● The problem
Each record below should be output verbatim, without pictures.

● Dataset excerpts
+++

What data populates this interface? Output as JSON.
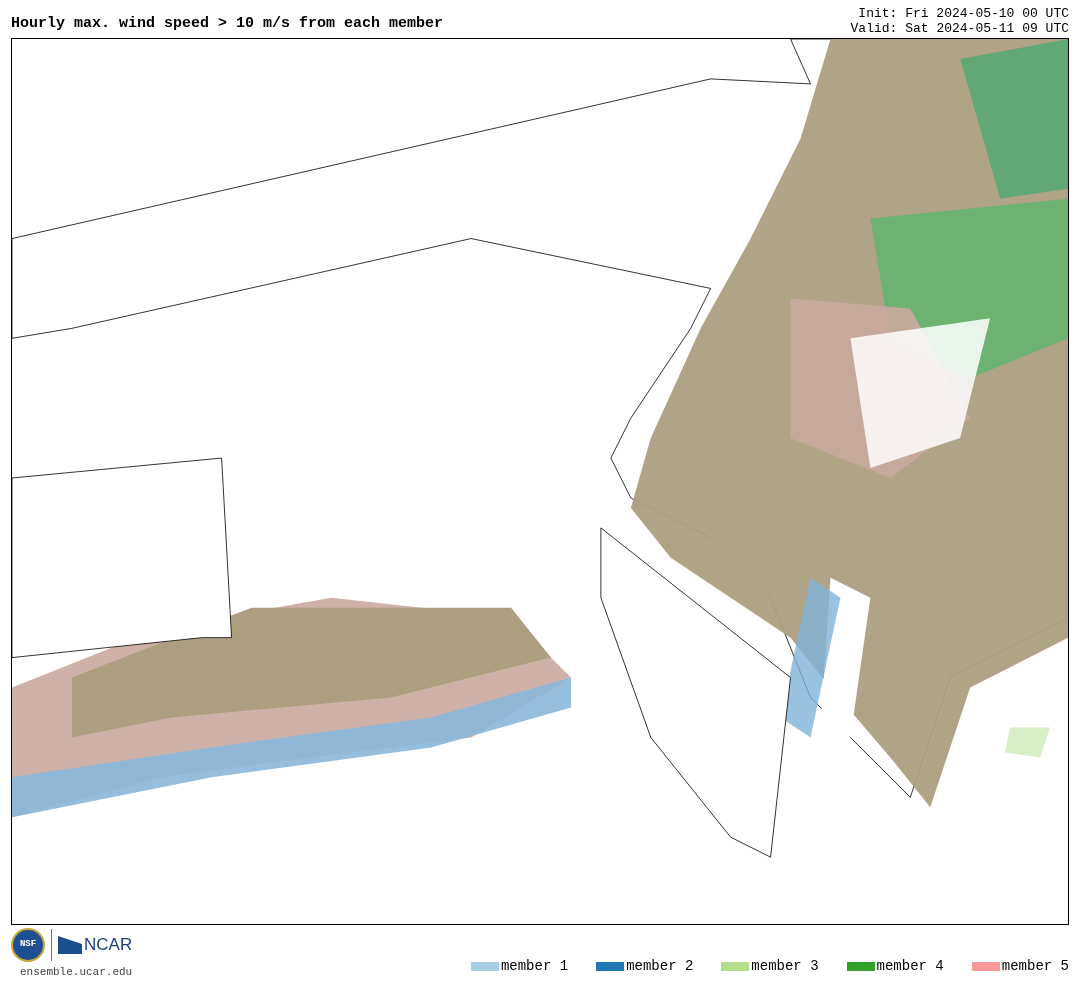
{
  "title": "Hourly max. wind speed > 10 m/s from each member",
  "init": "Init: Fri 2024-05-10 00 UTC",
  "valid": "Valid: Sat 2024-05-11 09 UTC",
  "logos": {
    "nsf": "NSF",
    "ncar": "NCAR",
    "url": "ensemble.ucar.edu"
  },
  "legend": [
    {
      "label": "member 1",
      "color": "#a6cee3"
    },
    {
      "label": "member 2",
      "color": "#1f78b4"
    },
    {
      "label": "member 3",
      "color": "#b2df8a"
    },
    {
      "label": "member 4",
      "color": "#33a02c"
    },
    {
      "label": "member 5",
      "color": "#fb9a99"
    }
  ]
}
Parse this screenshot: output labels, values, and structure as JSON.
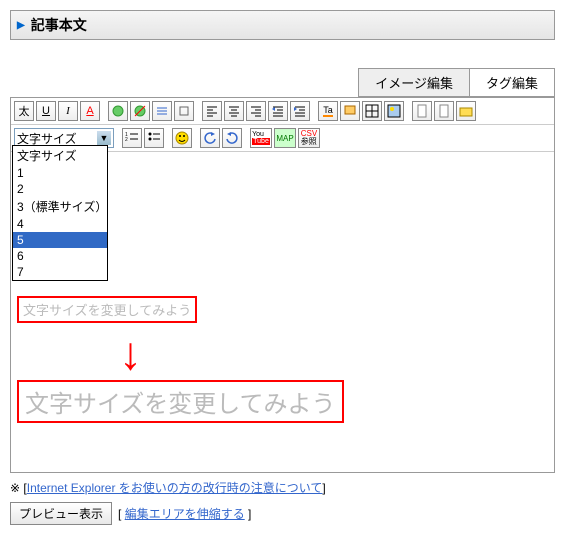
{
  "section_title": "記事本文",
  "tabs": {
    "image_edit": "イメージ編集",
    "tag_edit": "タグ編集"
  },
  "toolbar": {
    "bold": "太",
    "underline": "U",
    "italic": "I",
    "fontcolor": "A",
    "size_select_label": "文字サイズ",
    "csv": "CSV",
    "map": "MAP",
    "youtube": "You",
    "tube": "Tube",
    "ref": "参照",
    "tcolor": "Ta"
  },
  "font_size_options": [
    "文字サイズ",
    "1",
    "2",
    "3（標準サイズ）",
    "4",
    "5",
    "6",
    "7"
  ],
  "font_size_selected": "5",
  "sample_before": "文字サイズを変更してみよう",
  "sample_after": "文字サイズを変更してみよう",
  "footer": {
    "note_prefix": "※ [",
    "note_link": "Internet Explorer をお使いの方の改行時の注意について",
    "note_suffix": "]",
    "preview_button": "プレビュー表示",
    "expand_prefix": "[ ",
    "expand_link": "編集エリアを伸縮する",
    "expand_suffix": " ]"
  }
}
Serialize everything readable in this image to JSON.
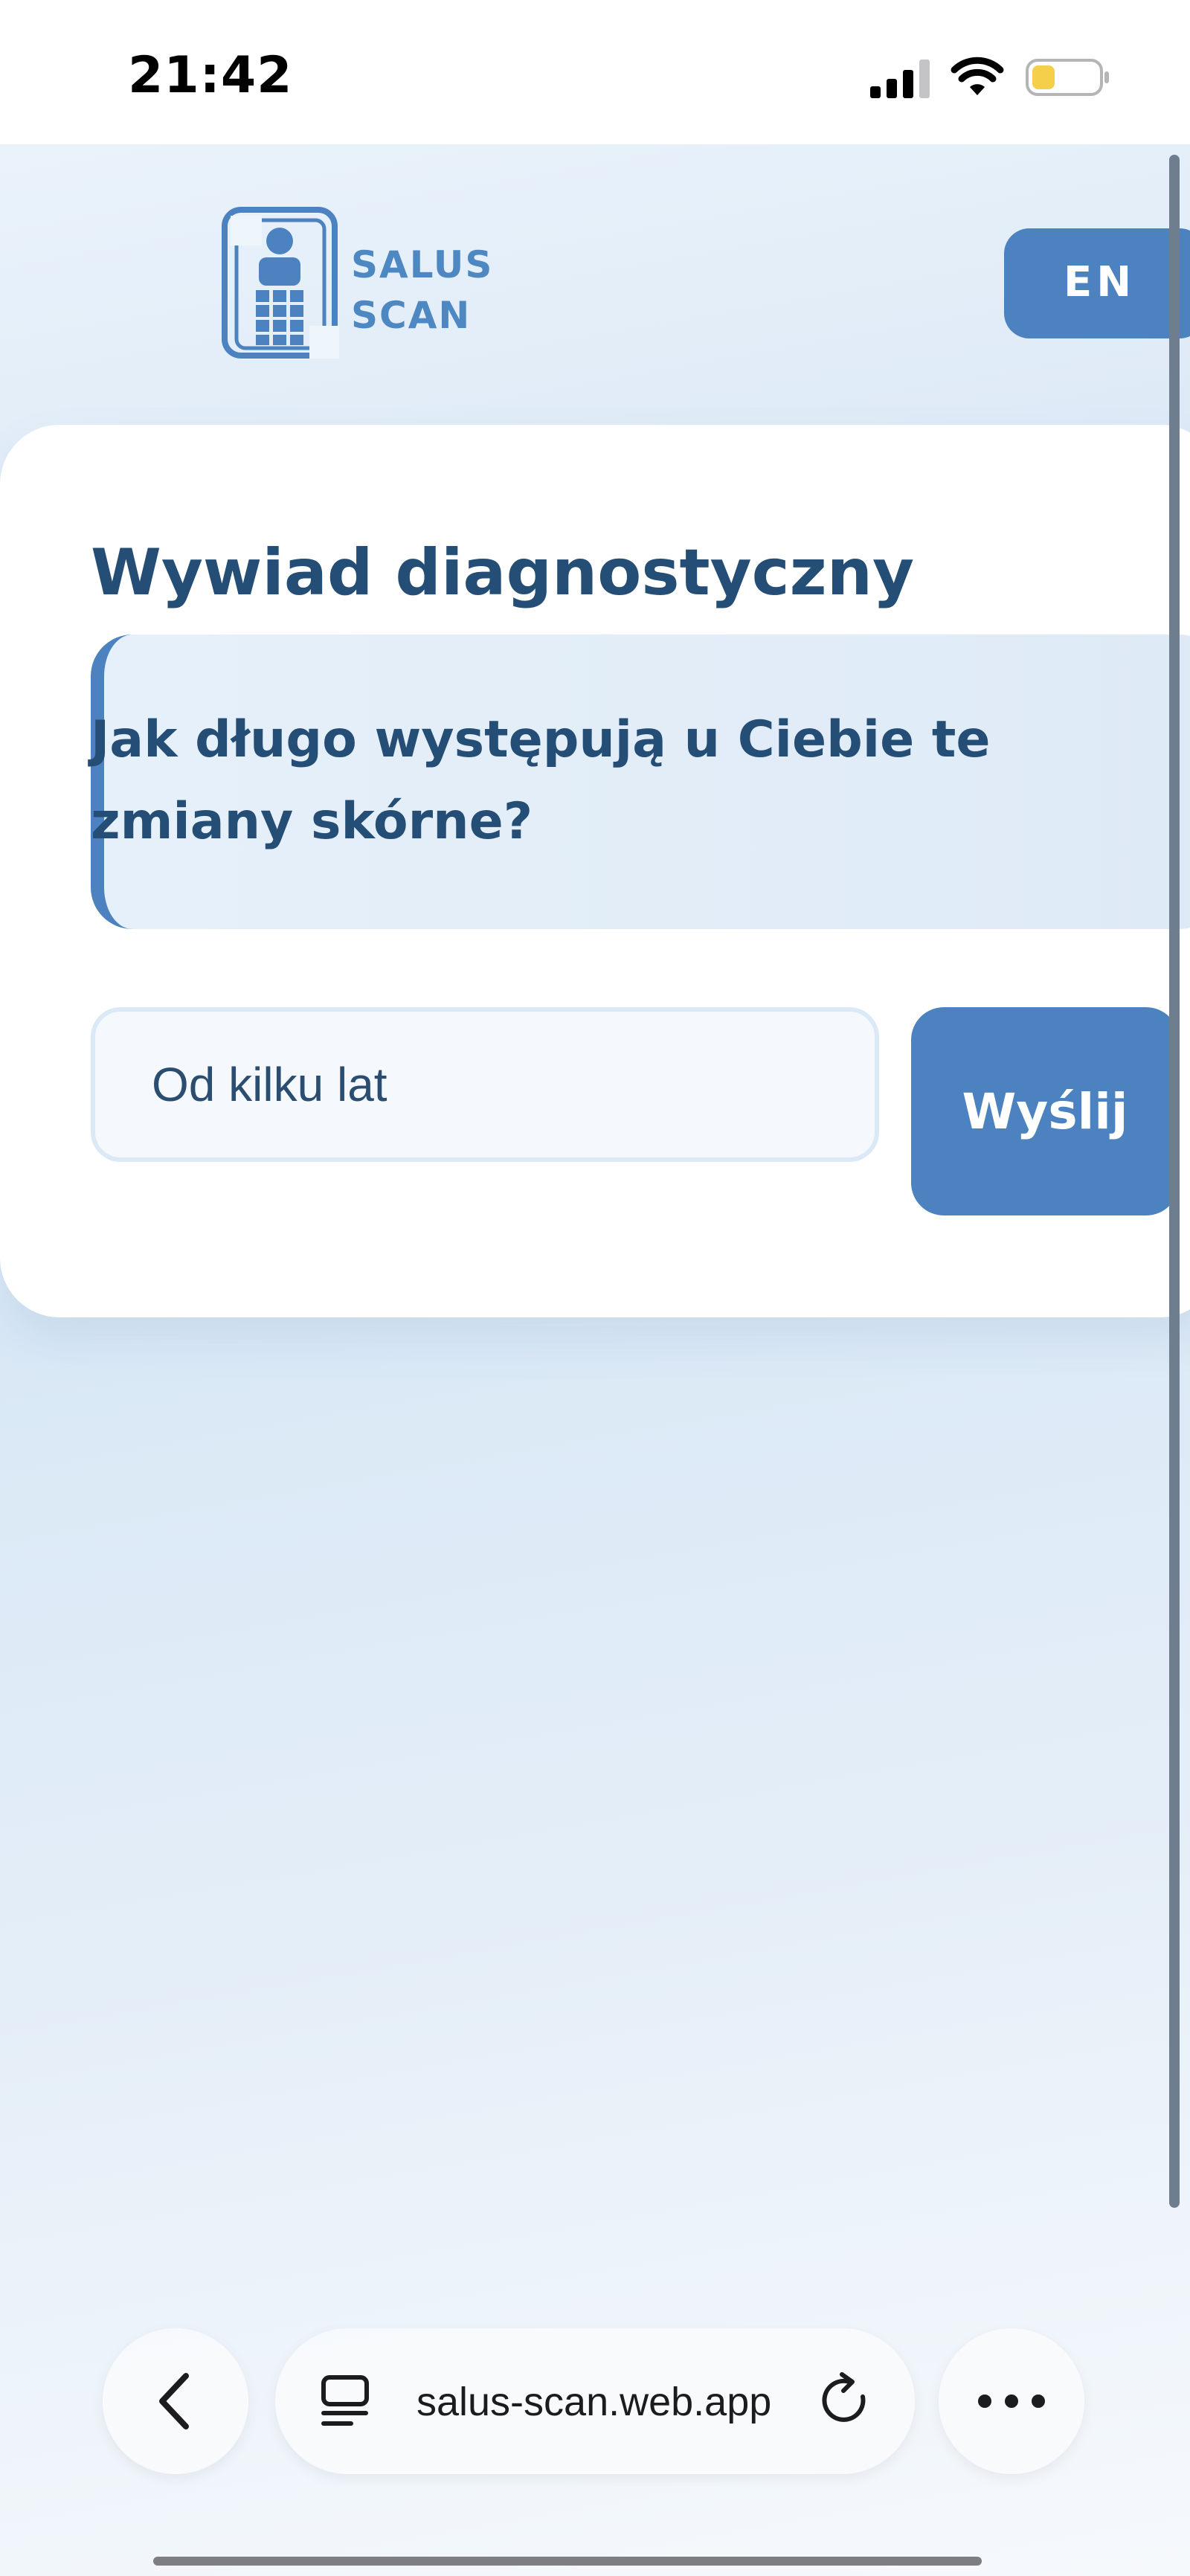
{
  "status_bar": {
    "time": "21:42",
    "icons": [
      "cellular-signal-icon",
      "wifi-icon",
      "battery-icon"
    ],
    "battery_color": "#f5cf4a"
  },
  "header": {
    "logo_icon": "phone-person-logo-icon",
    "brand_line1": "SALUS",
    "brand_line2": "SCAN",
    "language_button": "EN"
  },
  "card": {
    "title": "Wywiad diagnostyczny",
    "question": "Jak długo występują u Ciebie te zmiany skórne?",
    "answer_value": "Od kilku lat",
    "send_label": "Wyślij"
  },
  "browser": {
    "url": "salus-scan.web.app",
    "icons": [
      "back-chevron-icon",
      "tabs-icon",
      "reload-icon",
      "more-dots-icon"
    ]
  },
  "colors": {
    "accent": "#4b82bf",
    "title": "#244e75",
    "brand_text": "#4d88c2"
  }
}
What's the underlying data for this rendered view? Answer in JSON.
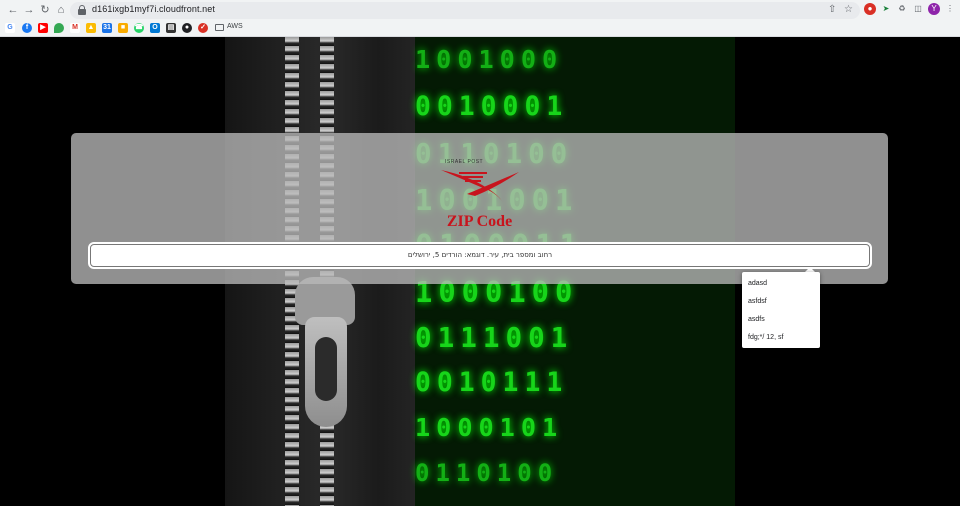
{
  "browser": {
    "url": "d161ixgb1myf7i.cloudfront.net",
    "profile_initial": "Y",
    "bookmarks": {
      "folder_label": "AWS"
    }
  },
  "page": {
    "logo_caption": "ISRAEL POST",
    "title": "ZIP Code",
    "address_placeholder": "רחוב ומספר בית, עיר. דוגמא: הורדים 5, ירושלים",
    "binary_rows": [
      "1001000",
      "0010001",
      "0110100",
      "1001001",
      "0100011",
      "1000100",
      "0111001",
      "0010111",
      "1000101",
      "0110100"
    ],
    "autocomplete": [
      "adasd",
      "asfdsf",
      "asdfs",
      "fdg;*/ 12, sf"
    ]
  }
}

+++

● Written reply
What data populates this interface? Output as JSON.
{
  "title": "Hourly max. wind speed > 10 m/s from each member",
  "init": "Init: Fri 2024-05-10 00 UTC",
  "valid": "Valid: Sat 2024-05-11 09 UTC",
  "logos": {
    "nsf": "NSF",
    "ncar": "NCAR",
    "url": "ensemble.ucar.edu"
  },
  "legend": [
    {
      "label": "member 1",
      "color": "#a6cee3"
    },
    {
      "label": "member 2",
      "color": "#1f78b4"
    },
    {
      "label": "member 3",
      "color": "#b2df8a"
    },
    {
      "label": "member 4",
      "color": "#33a02c"
    },
    {
      "label": "member 5",
      "color": "#fb9a99"
    }
  ]
}
Parse this screenshot: output labels, values, and structure as JSON.
{
  "section_title": "記事本文",
  "tabs": {
    "image_edit": "イメージ編集",
    "tag_edit": "タグ編集"
  },
  "toolbar": {
    "bold": "太",
    "underline": "U",
    "italic": "I",
    "fontcolor": "A",
    "size_select_label": "文字サイズ",
    "csv": "CSV",
    "map": "MAP",
    "youtube": "You",
    "tube": "Tube",
    "ref": "参照",
    "tcolor": "Ta"
  },
  "font_size_options": [
    "文字サイズ",
    "1",
    "2",
    "3（標準サイズ）",
    "4",
    "5",
    "6",
    "7"
  ],
  "font_size_selected": "5",
  "sample_before": "文字サイズを変更してみよう",
  "sample_after": "文字サイズを変更してみよう",
  "footer": {
    "note_prefix": "※ [",
    "note_link": "Internet Explorer をお使いの方の改行時の注意について",
    "note_suffix": "]",
    "preview_button": "プレビュー表示",
    "expand_prefix": "[ ",
    "expand_link": "編集エリアを伸縮する",
    "expand_suffix": " ]"
  }
}
Serialize everything readable in this image to JSON.
{
  "status_bar": {
    "time": "21:42",
    "icons": [
      "cellular-signal-icon",
      "wifi-icon",
      "battery-icon"
    ],
    "battery_color": "#f5cf4a"
  },
  "header": {
    "logo_icon": "phone-person-logo-icon",
    "brand_line1": "SALUS",
    "brand_line2": "SCAN",
    "language_button": "EN"
  },
  "card": {
    "title": "Wywiad diagnostyczny",
    "question": "Jak długo występują u Ciebie te zmiany skórne?",
    "answer_value": "Od kilku lat",
    "send_label": "Wyślij"
  },
  "browser": {
    "url": "salus-scan.web.app",
    "icons": [
      "back-chevron-icon",
      "tabs-icon",
      "reload-icon",
      "more-dots-icon"
    ]
  },
  "colors": {
    "accent": "#4b82bf",
    "title": "#244e75",
    "brand_text": "#4d88c2"
  }
}
What's the underlying data for this rendered view? Answer in JSON.
{
  "browser": {
    "url": "d161ixgb1myf7i.cloudfront.net",
    "profile_initial": "Y",
    "bookmarks": {
      "folder_label": "AWS"
    }
  },
  "page": {
    "logo_caption": "ISRAEL POST",
    "title": "ZIP Code",
    "address_placeholder": "רחוב ומספר בית, עיר. דוגמא: הורדים 5, ירושלים",
    "binary_rows": [
      "1001000",
      "0010001",
      "0110100",
      "1001001",
      "0100011",
      "1000100",
      "0111001",
      "0010111",
      "1000101",
      "0110100"
    ],
    "autocomplete": [
      "adasd",
      "asfdsf",
      "asdfs",
      "fdg;*/ 12, sf"
    ]
  }
}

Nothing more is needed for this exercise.